■ What is asked
Below is a block of records. Copy every line in it that contains the word "page".

:: Data entries

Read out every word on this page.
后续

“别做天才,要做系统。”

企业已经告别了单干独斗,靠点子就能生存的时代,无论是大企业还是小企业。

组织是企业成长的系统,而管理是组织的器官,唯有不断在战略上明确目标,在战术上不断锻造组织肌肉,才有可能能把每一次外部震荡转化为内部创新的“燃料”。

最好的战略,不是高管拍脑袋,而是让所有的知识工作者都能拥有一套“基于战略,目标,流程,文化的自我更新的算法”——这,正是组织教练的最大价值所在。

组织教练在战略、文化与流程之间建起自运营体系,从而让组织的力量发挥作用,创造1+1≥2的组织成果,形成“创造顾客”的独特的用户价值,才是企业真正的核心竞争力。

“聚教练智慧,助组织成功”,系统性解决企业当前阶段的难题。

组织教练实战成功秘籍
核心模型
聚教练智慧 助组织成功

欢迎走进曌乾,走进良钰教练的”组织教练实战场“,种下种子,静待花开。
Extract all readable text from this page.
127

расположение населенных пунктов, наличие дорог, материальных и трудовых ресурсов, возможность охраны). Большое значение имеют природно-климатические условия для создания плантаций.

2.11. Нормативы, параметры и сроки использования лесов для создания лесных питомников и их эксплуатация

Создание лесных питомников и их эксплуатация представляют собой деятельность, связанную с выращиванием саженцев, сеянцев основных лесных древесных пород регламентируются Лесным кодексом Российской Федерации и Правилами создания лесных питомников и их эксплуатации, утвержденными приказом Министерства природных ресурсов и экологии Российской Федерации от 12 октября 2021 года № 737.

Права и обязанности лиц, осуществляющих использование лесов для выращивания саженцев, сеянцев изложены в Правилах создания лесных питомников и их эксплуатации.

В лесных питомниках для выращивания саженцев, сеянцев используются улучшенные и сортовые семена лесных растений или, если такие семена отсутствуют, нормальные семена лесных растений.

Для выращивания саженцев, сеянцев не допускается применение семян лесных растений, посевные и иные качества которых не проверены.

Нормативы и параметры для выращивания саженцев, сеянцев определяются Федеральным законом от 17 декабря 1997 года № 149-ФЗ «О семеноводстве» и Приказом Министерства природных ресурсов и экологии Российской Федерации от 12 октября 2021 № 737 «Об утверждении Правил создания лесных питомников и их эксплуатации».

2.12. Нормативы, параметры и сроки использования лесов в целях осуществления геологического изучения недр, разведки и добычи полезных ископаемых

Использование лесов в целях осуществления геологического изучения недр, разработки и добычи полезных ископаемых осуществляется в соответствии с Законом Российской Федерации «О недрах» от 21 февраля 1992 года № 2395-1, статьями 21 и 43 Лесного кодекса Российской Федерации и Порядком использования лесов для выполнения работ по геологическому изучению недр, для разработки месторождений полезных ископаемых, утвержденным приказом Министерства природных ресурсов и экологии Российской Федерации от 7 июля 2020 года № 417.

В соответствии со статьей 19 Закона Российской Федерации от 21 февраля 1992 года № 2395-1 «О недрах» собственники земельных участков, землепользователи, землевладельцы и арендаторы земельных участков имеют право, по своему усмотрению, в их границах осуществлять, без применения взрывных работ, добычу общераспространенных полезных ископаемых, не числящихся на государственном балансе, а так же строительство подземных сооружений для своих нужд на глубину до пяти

::::

■ Answer to the task
Read out every word on this page.
Extract all readable text from this page.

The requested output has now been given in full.